Here's a picture from the article that has since been published in Ancient Origins:



They're packed pretty tightly. Just eyeing it up I'd say it's about a dozen burials in an area approximately 400 ft² (20'x20'). One square mile is 27878400 ft² so that's about 69696 burials per square mile, meaning a cemetery with an average density of burials similar to that picture would need to be about 14.3 square miles to accommodate a million.

That would be massive. Arlington has about 400,000 graves in an area of 253 hectares which is just shy of a square mile.

» Entries from a data source
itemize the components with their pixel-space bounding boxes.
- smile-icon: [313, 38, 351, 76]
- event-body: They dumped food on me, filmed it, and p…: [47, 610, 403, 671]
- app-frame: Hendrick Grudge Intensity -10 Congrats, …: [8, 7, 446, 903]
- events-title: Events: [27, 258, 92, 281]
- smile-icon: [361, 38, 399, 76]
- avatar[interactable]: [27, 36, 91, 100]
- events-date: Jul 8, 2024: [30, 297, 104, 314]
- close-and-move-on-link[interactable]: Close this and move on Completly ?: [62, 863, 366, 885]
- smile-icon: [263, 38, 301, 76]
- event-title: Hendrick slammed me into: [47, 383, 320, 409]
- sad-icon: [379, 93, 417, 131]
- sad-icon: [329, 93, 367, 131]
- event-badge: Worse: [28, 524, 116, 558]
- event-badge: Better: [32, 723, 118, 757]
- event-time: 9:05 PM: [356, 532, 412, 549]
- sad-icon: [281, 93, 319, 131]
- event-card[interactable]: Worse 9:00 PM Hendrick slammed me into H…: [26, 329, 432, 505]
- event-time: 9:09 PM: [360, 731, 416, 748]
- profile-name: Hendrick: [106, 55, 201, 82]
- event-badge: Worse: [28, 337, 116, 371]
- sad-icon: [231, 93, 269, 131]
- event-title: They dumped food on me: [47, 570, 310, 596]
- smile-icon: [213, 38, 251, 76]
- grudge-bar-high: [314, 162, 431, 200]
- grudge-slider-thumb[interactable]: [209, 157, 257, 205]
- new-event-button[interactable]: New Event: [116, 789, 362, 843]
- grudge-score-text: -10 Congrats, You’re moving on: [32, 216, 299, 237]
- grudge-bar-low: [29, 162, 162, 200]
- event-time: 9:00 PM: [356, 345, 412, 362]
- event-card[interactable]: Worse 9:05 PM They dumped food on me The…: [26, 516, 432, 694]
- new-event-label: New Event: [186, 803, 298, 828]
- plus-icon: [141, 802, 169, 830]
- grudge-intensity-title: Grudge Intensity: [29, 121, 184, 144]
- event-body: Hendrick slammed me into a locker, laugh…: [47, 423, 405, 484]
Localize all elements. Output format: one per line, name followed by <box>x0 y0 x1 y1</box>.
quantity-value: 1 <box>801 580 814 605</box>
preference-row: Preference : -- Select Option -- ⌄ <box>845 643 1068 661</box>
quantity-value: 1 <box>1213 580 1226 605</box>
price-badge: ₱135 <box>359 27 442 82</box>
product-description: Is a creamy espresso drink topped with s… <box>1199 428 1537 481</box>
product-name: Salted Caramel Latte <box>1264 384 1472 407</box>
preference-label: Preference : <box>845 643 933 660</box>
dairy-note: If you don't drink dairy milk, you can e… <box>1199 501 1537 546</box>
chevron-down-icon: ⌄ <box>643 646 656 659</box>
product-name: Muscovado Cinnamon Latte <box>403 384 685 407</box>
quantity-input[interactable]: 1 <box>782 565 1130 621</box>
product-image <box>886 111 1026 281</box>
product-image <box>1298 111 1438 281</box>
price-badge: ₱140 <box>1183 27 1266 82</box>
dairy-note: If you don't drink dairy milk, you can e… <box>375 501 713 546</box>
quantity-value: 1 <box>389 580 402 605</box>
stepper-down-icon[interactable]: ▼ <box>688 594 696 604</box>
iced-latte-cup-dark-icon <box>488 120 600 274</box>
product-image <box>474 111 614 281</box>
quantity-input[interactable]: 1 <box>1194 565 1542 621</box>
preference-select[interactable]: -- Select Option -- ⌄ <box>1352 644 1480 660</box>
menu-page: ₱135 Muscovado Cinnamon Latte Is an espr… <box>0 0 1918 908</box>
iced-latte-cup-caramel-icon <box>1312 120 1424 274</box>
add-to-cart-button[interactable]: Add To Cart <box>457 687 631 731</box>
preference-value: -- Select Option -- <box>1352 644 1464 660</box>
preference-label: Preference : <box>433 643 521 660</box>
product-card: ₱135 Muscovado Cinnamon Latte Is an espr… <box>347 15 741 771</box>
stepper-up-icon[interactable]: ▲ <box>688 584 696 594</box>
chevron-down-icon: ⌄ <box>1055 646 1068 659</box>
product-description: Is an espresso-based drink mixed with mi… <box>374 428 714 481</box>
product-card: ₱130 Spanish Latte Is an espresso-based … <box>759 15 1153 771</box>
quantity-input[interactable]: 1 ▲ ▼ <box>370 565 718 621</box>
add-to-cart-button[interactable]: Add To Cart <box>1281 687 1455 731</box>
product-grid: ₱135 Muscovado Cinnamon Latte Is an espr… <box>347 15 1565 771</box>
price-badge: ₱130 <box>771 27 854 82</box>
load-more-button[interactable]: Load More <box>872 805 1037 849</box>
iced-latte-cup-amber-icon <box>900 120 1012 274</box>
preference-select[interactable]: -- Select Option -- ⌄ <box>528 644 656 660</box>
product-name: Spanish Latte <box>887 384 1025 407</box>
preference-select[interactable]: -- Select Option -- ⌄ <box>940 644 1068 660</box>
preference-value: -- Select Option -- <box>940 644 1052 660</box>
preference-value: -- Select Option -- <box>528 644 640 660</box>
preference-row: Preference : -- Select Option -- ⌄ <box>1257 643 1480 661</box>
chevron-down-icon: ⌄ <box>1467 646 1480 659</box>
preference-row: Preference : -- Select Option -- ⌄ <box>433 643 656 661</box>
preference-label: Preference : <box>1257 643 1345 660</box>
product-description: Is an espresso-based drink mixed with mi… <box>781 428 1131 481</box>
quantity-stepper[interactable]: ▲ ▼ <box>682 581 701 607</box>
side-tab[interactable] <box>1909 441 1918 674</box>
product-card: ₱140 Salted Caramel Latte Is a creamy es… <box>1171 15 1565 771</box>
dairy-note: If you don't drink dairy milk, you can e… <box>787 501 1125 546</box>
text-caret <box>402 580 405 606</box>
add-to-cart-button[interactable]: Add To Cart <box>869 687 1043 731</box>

» Exercise tasks
1. In the burial estimate text, list every number of burials or graves it gives.
2. Rewrite the burial estimate text from "They're packed pretty" up to and including "a square mile.", putting "Arlington National Cemetery" in place of "Arlington".
3. According to the burial estimate text, how many hectares does Arlington cover?
Work only from the burial estimate text.

» Solution set
1.
- about a dozen burials
- about 69696 burials per square mile
- a million
- about 400,000 graves

2.
They're packed pretty tightly. Just eyeing it up I'd say it's about a dozen burials in an area approximately 400 ft² (20'x20'). One square mile is 27878400 ft² so that's about 69696 burials per square mile, meaning a cemetery with an average density of burials similar to that picture would need to be about 14.3 square miles to accommodate a million.

That would be massive. Arlington National Cemetery has about 400,000 graves in an area of 253 hectares which is just shy of a square mile.

3. 253 hectares